___ TASK INPUT

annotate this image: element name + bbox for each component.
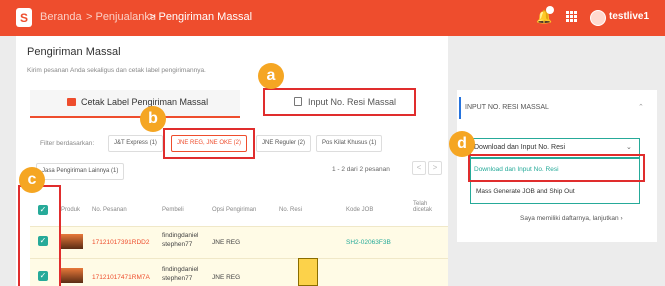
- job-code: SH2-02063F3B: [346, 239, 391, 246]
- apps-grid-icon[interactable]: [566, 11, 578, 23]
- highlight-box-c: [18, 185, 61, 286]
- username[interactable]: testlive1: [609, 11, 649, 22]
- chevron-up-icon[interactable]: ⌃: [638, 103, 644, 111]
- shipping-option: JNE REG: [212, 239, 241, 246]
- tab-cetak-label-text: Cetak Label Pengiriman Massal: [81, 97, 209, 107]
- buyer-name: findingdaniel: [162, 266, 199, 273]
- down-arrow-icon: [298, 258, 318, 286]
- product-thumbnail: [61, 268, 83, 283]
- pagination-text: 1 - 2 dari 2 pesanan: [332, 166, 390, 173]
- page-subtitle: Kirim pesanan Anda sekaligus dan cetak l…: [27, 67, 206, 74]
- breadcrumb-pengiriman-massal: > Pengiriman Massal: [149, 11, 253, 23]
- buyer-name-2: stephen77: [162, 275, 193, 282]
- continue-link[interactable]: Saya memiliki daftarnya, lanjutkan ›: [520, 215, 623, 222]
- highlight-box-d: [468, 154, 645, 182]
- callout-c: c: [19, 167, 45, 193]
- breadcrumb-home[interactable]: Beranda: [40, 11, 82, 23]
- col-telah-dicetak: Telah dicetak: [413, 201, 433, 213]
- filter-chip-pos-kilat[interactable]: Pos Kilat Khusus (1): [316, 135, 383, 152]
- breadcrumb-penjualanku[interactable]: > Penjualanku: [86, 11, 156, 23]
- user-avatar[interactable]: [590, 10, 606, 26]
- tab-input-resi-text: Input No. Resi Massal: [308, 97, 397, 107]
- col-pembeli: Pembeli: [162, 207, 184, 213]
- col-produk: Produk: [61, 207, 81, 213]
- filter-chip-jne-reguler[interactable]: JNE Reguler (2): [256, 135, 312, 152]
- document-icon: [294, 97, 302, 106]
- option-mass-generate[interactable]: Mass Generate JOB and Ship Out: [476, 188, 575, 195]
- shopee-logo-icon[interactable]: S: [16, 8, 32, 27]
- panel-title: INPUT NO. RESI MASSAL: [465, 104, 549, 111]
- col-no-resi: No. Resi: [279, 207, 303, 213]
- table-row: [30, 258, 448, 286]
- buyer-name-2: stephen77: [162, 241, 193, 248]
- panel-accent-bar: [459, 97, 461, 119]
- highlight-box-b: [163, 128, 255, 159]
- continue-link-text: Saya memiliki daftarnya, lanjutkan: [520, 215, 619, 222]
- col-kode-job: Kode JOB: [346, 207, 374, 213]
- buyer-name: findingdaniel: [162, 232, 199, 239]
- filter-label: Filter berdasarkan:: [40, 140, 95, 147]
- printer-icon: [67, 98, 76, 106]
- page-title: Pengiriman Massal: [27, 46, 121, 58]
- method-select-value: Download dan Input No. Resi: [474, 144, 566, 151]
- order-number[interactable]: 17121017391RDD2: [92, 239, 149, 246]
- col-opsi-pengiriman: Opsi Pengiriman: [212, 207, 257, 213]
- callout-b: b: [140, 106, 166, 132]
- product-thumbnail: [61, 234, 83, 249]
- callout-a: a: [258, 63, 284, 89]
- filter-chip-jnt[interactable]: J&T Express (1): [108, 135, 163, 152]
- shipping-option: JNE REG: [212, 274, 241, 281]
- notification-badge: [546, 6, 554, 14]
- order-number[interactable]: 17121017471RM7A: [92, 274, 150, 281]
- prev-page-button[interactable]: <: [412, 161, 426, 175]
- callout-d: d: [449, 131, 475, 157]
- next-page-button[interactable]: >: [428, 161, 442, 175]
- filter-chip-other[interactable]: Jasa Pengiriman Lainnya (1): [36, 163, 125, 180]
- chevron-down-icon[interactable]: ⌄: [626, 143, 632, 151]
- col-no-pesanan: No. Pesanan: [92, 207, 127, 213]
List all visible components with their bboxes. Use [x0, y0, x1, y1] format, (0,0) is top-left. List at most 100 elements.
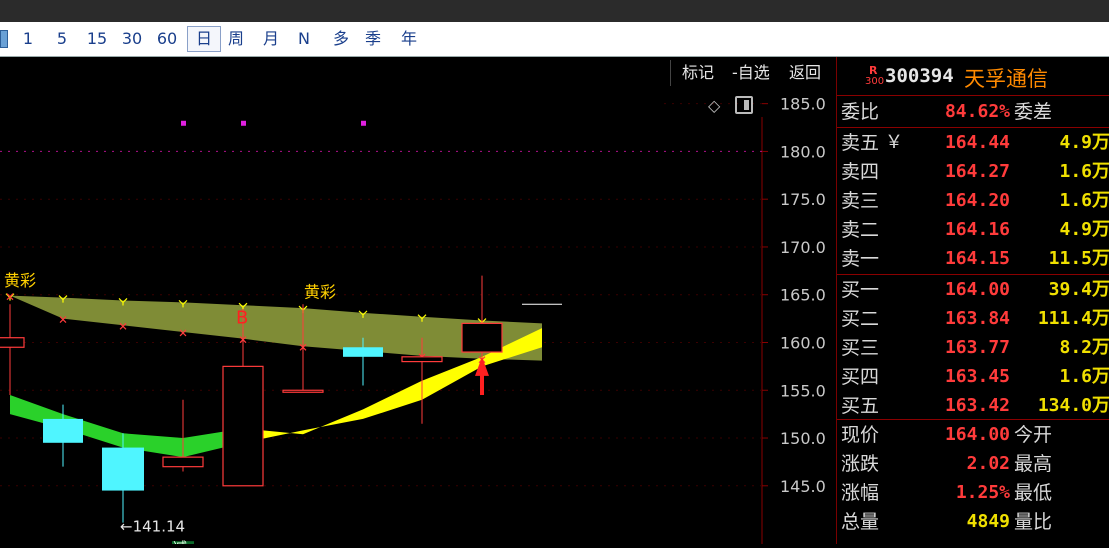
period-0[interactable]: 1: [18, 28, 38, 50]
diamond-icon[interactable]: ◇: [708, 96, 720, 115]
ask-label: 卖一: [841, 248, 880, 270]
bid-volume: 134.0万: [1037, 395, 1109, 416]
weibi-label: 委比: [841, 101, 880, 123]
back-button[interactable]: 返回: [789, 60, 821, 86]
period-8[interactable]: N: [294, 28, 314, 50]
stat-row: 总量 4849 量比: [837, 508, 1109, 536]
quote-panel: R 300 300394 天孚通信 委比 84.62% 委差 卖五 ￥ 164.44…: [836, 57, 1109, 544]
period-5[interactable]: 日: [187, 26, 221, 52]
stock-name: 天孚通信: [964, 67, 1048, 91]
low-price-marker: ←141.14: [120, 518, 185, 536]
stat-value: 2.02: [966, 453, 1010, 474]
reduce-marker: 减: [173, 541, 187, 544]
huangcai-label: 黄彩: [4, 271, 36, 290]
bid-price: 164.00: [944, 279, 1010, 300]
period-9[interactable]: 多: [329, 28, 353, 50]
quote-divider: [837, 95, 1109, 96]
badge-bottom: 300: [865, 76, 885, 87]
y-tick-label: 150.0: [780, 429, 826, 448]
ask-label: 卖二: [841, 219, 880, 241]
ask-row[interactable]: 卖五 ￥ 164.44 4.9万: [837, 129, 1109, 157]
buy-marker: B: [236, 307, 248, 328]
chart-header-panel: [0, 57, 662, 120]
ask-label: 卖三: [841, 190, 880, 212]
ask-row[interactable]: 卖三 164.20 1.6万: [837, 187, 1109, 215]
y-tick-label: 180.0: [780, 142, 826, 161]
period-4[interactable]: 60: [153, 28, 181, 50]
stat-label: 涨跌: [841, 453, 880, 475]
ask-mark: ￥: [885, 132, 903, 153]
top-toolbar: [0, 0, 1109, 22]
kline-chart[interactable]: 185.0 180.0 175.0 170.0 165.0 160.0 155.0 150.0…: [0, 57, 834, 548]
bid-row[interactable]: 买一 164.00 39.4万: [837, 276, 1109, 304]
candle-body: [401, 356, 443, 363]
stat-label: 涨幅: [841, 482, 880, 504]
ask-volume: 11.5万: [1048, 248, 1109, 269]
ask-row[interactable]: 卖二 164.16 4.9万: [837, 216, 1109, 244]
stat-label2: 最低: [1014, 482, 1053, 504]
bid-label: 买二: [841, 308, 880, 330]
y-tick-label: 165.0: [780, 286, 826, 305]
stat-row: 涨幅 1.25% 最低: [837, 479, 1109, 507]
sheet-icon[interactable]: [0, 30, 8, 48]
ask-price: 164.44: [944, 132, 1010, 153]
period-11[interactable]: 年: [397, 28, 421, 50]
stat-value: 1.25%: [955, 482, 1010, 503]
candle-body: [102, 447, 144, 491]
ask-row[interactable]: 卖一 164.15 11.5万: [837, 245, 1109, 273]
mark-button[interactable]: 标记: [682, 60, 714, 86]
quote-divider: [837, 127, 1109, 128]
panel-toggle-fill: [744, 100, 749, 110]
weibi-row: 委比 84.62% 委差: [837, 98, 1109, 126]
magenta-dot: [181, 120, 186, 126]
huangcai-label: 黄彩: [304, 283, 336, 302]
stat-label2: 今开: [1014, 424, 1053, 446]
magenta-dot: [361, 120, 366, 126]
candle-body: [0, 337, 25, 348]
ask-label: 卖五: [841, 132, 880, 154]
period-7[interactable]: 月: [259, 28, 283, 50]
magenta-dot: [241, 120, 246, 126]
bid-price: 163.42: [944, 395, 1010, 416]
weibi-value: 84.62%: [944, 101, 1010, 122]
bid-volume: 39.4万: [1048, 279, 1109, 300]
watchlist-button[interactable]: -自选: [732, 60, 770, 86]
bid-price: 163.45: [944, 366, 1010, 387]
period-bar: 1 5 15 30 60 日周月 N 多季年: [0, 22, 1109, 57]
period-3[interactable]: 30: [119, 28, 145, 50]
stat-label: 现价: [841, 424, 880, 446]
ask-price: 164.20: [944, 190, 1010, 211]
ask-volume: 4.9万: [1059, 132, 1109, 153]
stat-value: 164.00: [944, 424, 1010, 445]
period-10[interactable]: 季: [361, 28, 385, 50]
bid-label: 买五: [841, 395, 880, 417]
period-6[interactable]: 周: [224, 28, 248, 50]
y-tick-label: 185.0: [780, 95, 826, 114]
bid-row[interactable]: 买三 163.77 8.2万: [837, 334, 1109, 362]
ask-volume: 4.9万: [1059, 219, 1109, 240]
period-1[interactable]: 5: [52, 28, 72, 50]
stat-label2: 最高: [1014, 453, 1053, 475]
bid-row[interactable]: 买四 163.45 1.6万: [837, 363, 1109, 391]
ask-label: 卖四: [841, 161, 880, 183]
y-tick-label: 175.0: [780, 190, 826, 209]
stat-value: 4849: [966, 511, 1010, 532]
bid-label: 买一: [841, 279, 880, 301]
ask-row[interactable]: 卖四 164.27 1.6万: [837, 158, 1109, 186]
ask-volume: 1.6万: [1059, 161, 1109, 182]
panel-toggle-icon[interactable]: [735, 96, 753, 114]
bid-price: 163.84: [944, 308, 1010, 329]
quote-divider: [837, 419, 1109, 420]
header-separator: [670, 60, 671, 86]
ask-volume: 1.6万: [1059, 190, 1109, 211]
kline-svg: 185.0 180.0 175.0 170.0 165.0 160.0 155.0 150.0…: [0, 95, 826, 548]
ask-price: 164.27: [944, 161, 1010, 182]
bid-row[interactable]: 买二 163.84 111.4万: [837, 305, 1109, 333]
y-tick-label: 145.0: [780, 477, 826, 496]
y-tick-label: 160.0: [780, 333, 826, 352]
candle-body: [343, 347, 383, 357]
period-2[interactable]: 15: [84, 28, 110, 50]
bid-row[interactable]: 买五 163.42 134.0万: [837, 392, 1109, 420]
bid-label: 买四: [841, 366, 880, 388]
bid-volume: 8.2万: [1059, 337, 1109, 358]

______

**TASK TO COMPLETE**. State how many lines in the items contain the string "price". Give only the number.

**OUTPUT FOR THIS TASK**. 8